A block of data
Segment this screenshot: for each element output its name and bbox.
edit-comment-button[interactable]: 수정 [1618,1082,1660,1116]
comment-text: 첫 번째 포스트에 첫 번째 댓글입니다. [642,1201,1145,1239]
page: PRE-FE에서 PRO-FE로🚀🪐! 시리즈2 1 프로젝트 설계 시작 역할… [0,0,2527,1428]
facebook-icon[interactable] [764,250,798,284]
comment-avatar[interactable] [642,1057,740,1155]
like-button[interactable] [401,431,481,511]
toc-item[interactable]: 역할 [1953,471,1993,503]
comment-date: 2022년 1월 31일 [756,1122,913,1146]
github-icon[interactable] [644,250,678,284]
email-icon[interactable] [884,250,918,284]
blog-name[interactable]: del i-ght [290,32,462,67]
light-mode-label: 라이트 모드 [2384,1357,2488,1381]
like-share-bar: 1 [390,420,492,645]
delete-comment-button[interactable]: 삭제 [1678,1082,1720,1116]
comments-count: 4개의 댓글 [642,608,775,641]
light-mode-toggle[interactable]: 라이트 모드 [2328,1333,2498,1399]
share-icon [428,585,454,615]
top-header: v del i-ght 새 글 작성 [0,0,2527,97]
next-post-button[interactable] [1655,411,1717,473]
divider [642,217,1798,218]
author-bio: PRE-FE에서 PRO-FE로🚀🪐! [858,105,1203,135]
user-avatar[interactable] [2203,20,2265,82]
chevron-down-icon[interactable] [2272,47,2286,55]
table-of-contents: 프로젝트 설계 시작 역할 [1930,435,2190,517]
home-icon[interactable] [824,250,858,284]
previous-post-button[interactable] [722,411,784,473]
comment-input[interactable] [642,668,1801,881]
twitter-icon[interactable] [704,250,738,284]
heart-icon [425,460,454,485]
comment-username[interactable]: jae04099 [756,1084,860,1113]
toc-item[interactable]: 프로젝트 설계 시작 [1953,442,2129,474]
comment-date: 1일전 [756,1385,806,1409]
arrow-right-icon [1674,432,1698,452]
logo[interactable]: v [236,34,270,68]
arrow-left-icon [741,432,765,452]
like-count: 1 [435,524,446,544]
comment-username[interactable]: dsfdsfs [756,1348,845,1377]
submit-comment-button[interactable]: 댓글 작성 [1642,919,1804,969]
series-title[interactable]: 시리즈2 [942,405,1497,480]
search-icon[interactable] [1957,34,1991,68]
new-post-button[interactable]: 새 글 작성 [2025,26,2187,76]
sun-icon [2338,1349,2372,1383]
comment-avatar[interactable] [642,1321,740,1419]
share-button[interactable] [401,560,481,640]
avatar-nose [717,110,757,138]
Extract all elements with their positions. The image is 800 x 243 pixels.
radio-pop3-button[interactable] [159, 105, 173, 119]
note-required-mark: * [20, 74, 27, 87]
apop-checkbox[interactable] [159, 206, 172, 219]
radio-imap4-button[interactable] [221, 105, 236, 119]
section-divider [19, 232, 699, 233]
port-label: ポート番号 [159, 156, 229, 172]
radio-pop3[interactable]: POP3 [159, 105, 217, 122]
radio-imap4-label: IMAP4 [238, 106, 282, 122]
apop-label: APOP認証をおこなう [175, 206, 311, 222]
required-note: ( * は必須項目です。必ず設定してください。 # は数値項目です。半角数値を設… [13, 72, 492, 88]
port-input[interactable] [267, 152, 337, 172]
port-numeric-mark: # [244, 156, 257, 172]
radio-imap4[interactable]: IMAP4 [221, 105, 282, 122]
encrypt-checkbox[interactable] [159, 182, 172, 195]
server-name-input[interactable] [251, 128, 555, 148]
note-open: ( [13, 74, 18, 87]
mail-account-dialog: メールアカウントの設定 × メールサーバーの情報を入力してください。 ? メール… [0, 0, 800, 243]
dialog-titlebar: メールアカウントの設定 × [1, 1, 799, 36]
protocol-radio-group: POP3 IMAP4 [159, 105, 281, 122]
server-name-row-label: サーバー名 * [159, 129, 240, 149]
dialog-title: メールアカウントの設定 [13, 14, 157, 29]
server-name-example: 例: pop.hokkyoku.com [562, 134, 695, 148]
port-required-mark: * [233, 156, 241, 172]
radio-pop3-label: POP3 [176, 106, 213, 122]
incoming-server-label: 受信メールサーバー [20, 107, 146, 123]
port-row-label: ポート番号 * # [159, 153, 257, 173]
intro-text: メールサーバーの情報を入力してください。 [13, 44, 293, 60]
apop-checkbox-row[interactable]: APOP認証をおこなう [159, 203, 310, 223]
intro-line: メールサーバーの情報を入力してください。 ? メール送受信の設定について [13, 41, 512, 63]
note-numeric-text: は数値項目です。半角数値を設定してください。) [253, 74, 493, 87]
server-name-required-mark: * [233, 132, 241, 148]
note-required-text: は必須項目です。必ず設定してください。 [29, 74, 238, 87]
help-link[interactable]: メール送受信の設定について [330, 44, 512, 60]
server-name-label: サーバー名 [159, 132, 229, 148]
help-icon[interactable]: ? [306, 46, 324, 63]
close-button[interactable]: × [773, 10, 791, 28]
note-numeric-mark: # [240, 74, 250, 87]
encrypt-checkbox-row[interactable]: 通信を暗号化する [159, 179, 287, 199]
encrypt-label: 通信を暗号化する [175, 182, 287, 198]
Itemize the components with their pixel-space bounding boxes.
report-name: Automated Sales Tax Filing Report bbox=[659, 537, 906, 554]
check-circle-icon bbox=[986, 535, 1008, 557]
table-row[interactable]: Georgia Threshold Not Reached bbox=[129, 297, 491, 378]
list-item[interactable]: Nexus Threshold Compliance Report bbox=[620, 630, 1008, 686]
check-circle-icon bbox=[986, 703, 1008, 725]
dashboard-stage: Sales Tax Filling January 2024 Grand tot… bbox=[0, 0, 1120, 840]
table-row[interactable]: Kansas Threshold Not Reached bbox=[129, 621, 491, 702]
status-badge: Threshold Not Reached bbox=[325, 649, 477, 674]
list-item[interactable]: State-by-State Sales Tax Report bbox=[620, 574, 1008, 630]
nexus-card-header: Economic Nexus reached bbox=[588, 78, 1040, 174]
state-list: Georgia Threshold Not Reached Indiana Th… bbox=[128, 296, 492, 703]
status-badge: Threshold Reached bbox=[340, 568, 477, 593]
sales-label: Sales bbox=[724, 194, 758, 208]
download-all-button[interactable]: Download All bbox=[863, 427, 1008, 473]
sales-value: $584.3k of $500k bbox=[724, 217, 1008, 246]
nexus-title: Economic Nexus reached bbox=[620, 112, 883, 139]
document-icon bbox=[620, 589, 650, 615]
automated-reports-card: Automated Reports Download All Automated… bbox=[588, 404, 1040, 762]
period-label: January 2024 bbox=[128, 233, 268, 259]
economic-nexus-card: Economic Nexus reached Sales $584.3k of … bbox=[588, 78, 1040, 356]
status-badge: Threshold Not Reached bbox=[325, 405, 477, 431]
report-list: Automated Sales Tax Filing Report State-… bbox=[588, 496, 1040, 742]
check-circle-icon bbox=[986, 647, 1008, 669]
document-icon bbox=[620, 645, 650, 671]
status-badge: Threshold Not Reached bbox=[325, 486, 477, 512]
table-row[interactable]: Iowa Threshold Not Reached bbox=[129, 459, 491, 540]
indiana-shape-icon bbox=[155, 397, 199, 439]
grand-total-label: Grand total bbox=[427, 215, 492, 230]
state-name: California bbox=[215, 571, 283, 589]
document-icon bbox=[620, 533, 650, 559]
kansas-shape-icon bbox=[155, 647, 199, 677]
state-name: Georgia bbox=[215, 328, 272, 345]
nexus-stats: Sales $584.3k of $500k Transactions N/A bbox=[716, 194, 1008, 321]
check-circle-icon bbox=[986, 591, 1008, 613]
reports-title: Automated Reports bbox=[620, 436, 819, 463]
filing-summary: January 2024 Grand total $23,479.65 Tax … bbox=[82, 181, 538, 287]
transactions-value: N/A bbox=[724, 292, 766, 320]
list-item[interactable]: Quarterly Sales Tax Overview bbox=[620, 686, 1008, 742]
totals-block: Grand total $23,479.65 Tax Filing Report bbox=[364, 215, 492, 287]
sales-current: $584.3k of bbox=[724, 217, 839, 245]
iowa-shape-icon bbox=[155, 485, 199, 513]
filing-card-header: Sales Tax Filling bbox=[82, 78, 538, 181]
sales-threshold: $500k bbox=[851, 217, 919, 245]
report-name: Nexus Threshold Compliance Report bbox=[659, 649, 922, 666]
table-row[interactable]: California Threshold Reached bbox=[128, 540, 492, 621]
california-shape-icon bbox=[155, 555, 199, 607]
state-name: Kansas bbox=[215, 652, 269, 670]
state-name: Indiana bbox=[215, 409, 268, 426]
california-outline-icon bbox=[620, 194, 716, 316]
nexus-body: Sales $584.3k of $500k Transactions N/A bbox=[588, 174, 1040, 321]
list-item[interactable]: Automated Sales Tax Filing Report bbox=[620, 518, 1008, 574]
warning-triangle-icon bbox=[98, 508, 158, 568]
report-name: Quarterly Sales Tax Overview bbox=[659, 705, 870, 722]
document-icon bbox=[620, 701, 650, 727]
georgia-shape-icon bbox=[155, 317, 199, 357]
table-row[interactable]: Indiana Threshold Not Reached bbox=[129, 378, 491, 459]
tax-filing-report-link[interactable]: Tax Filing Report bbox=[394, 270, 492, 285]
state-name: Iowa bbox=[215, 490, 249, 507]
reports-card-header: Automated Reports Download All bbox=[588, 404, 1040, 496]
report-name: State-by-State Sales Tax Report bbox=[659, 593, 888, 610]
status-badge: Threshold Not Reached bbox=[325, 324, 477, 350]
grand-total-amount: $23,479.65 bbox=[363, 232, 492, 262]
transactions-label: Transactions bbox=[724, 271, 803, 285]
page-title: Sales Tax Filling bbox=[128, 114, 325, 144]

▸ Directions for this task: Convert the lines from the start of the records through the line containing "comment-date: 2022년 1월" into a Markdown table with the columns Row and Line. Number each row and leave out any blank lines.

▸ Exercise solution:
| Row | Line |
|---|---|
| 1 | Segment this screenshot: for each element output its name and bbox. |
| 2 | edit-comment-button[interactable]: 수정 [1618,1082,1660,1116] |
| 3 | comment-text: 첫 번째 포스트에 첫 번째 댓글입니다. [642,1201,1145,1239] |
| 4 | page: PRE-FE에서 PRO-FE로🚀🪐! 시리즈2 1 프로젝트 설계 시작 역할… [0,0,2527,1428] |
| 5 | facebook-icon[interactable] [764,250,798,284] |
| 6 | comment-avatar[interactable] [642,1057,740,1155] |
| 7 | like-button[interactable] [401,431,481,511] |
| 8 | toc-item[interactable]: 역할 [1953,471,1993,503] |
| 9 | comment-date: 2022년 1월 31일 [756,1122,913,1146] |